--- Start of Provided data ---

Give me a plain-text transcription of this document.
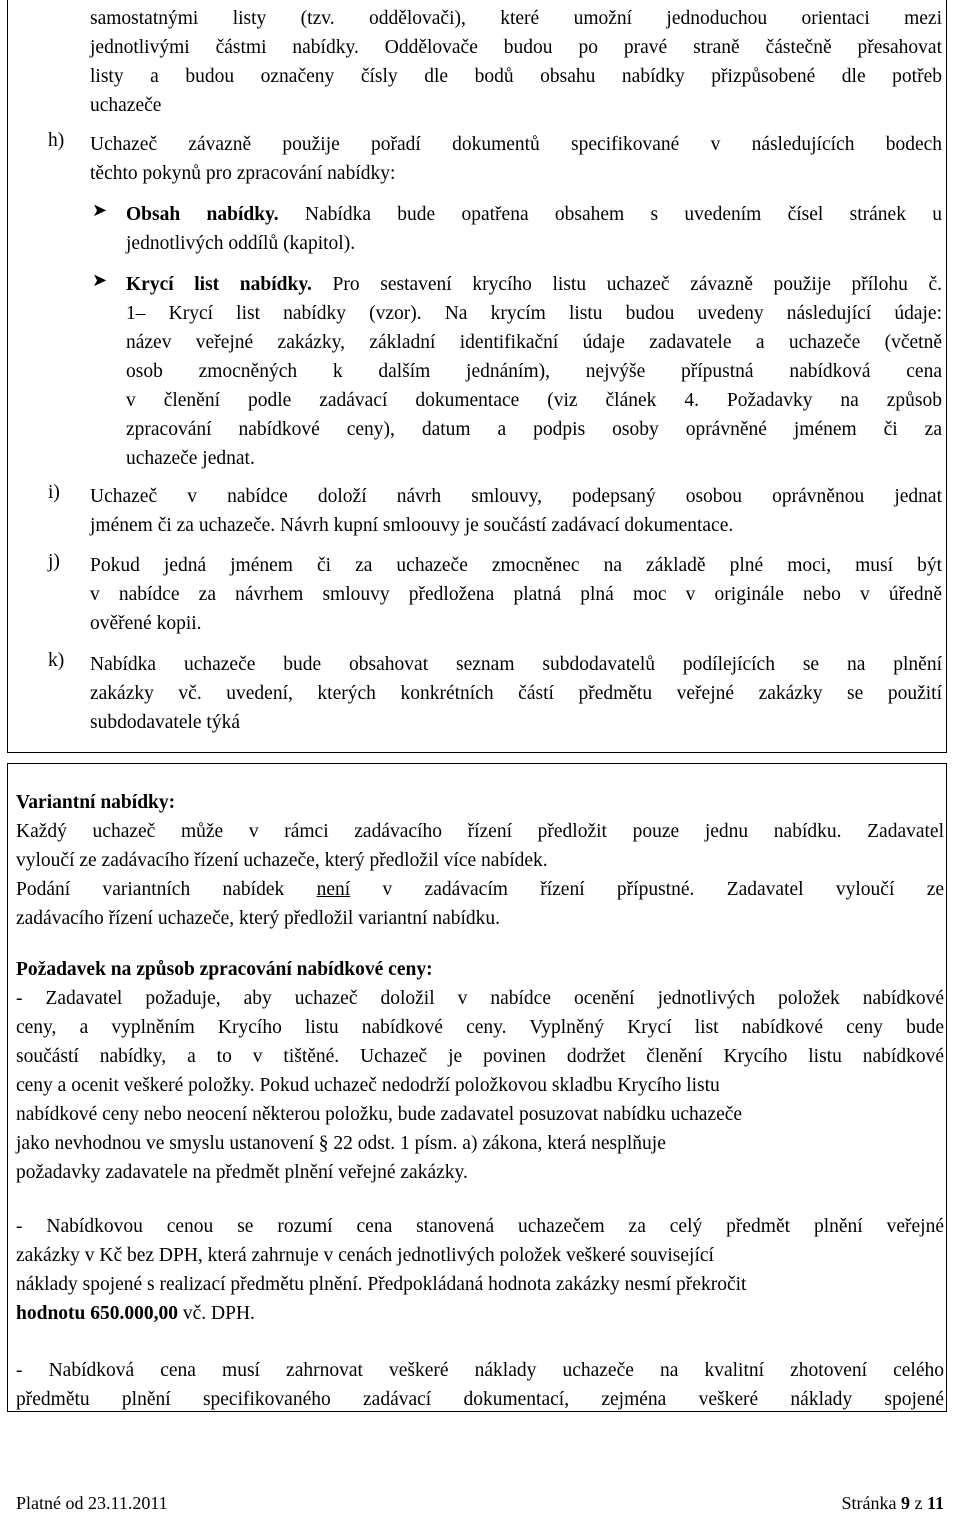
samostatnými listy (tzv. oddělovači), které umožní jednoduchou orientaci mezi

jednotlivými částmi nabídky. Oddělovače budou po pravé straně částečně přesahovat

listy a budou označeny čísly dle bodů obsahu nabídky přizpůsobené dle potřeb

uchazeče

h)	Uchazeč závazně použije pořadí dokumentů specifikované v následujících bodech

těchto pokynů pro zpracování nabídky:

➤ Obsah nabídky. Nabídka bude opatřena obsahem s uvedením čísel stránek u

jednotlivých oddílů (kapitol).

➤ Krycí list nabídky. Pro sestavení krycího listu uchazeč závazně použije přílohu č.

1– Krycí list nabídky (vzor). Na krycím listu budou uvedeny následující údaje:

název veřejné zakázky, základní identifikační údaje zadavatele a uchazeče (včetně

osob zmocněných k dalším jednáním), nejvýše přípustná nabídková cena

v členění podle zadávací dokumentace (viz článek 4. Požadavky na způsob

zpracování nabídkové ceny), datum a podpis osoby oprávněné jménem či za

uchazeče jednat.

i)	Uchazeč v nabídce doloží návrh smlouvy, podepsaný osobou oprávněnou jednat

jménem či za uchazeče. Návrh kupní smloouvy je součástí zadávací dokumentace.

j)	Pokud jedná jménem či za uchazeče zmocněnec na základě plné moci, musí být

v nabídce za návrhem smlouvy předložena platná plná moc v originále nebo v úředně

ověřené kopii.

k)	Nabídka uchazeče bude obsahovat seznam subdodavatelů podílejících se na plnění

zakázky vč. uvedení, kterých konkrétních částí předmětu veřejné zakázky se použití

subdodavatele týká

Variantní nabídky:

Každý uchazeč může v rámci zadávacího řízení předložit pouze jednu nabídku. Zadavatel

vyloučí ze zadávacího řízení uchazeče, který předložil více nabídek.

Podání variantních nabídek není v zadávacím řízení přípustné. Zadavatel vyloučí ze

zadávacího řízení uchazeče, který předložil variantní nabídku.

Požadavek na způsob zpracování nabídkové ceny:

- Zadavatel požaduje, aby uchazeč doložil v nabídce ocenění jednotlivých položek nabídkové

ceny, a vyplněním Krycího listu nabídkové ceny. Vyplněný Krycí list nabídkové ceny bude

součástí nabídky, a to v tištěné. Uchazeč je povinen dodržet členění Krycího listu nabídkové

ceny a ocenit veškeré položky. Pokud uchazeč nedodrží položkovou skladbu Krycího listu

nabídkové ceny nebo neocení některou položku, bude zadavatel posuzovat nabídku uchazeče

jako nevhodnou ve smyslu ustanovení § 22 odst. 1 písm. a) zákona, která nesplňuje

požadavky zadavatele na předmět plnění veřejné zakázky.

- Nabídkovou cenou se rozumí cena stanovená uchazečem za celý předmět plnění veřejné

zakázky v Kč bez DPH, která zahrnuje v cenách jednotlivých položek veškeré související

náklady spojené s realizací předmětu plnění. Předpokládaná hodnota zakázky nesmí překročit

hodnotu 650.000,00 vč. DPH.

- Nabídková cena musí zahrnovat veškeré náklady uchazeče na kvalitní zhotovení celého

předmětu plnění specifikovaného zadávací dokumentací, zejména veškeré náklady spojené

Platné od 23.11.2011	Stránka 9 z 11
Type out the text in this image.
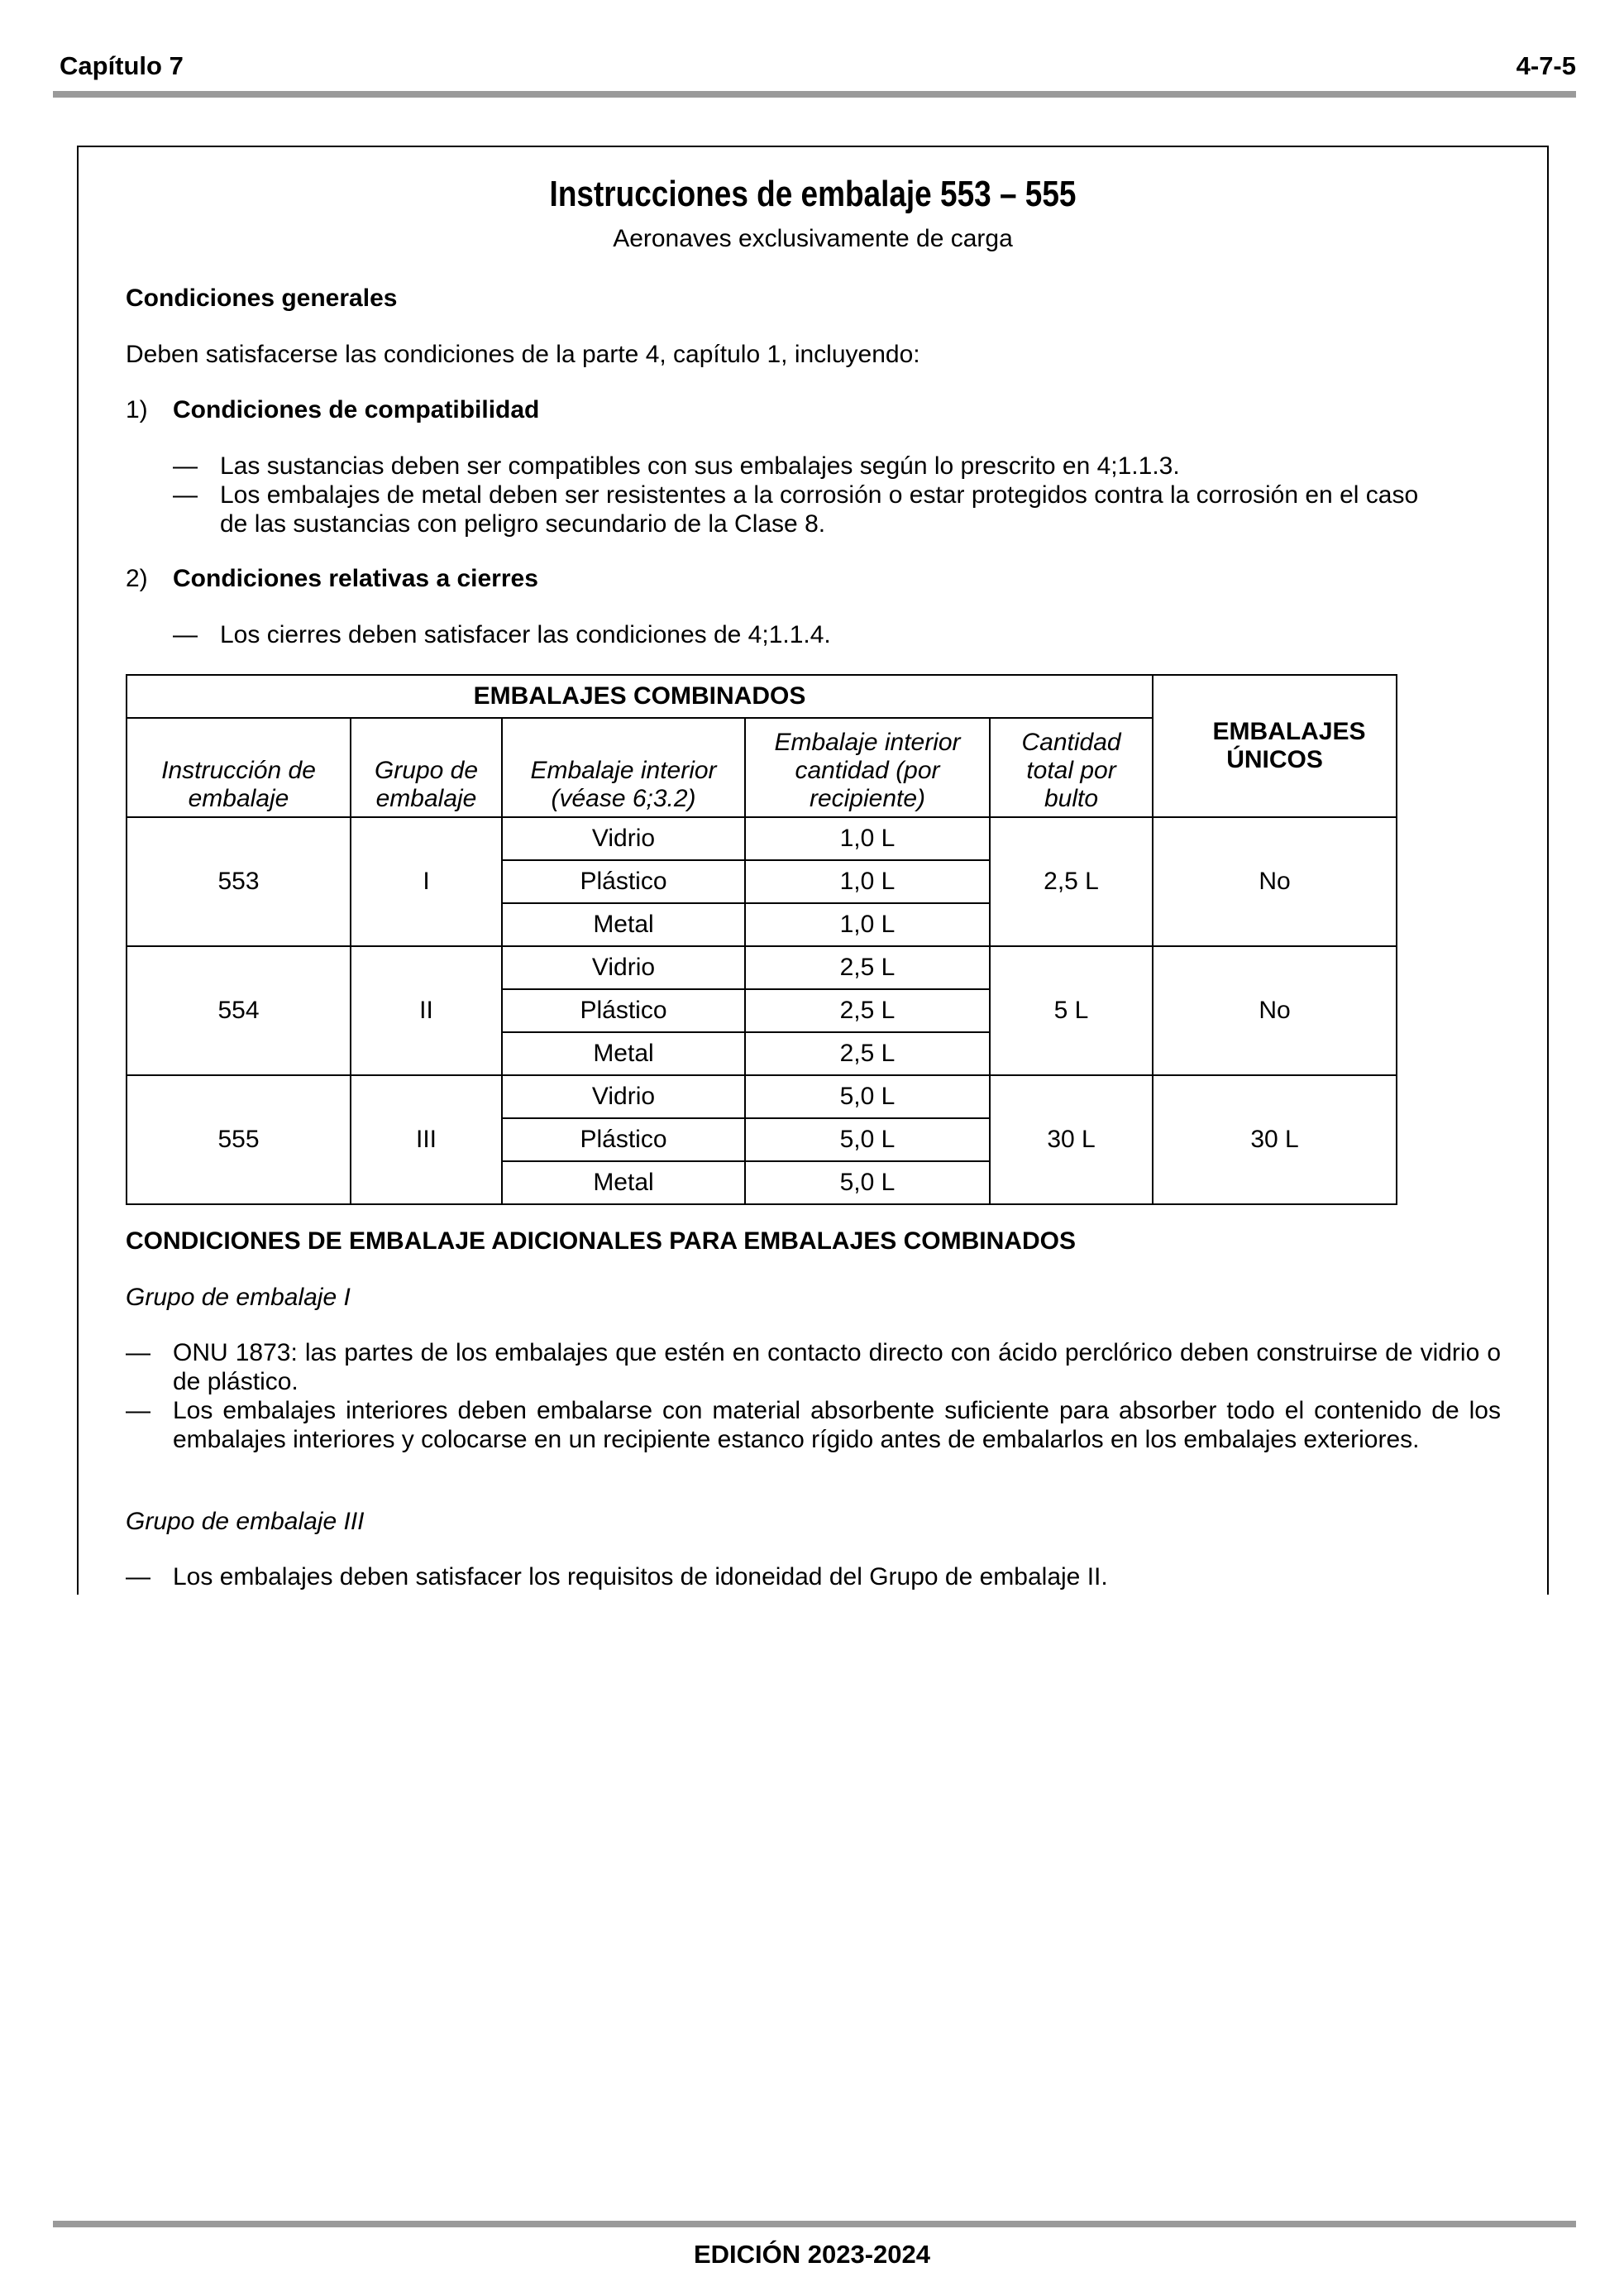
Capítulo 7	4-7-5
Instrucciones de embalaje 553 – 555
Aeronaves exclusivamente de carga
Condiciones generales
Deben satisfacerse las condiciones de la parte 4, capítulo 1, incluyendo:
1) Condiciones de compatibilidad
— Las sustancias deben ser compatibles con sus embalajes según lo prescrito en 4;1.1.3.
— Los embalajes de metal deben ser resistentes a la corrosión o estar protegidos contra la corrosión en el caso
de las sustancias con peligro secundario de la Clase 8.
2) Condiciones relativas a cierres
— Los cierres deben satisfacer las condiciones de 4;1.1.4.
EMBALAJES COMBINADOS					EMBALAJES ÚNICOS
Instrucción de embalaje	Grupo de embalaje	Embalaje interior (véase 6;3.2)	Embalaje interior cantidad (por recipiente)	Cantidad total por bulto	
553	I	Vidrio	1,0 L	2,5 L	No
		Plástico	1,0 L		
		Metal	1,0 L		
554	II	Vidrio	2,5 L	5 L	No
		Plástico	2,5 L		
		Metal	2,5 L		
555	III	Vidrio	5,0 L	30 L	30 L
		Plástico	5,0 L		
		Metal	5,0 L		
CONDICIONES DE EMBALAJE ADICIONALES PARA EMBALAJES COMBINADOS
Grupo de embalaje I
— ONU 1873: las partes de los embalajes que estén en contacto directo con ácido perclórico deben construirse de vidrio o de plástico.
— Los embalajes interiores deben embalarse con material absorbente suficiente para absorber todo el contenido de los embalajes interiores y colocarse en un recipiente estanco rígido antes de embalarlos en los embalajes exteriores.
Grupo de embalaje III
— Los embalajes deben satisfacer los requisitos de idoneidad del Grupo de embalaje II.
EDICIÓN 2023-2024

--- End of Provided data ---

== Problem statement ==
Pull every line containing the word "musí" out of the entries above.

== Answer to this exercise ==
j)	Pokud jedná jménem či za uchazeče zmocněnec na základě plné moci, musí být
- Nabídková cena musí zahrnovat veškeré náklady uchazeče na kvalitní zhotovení celého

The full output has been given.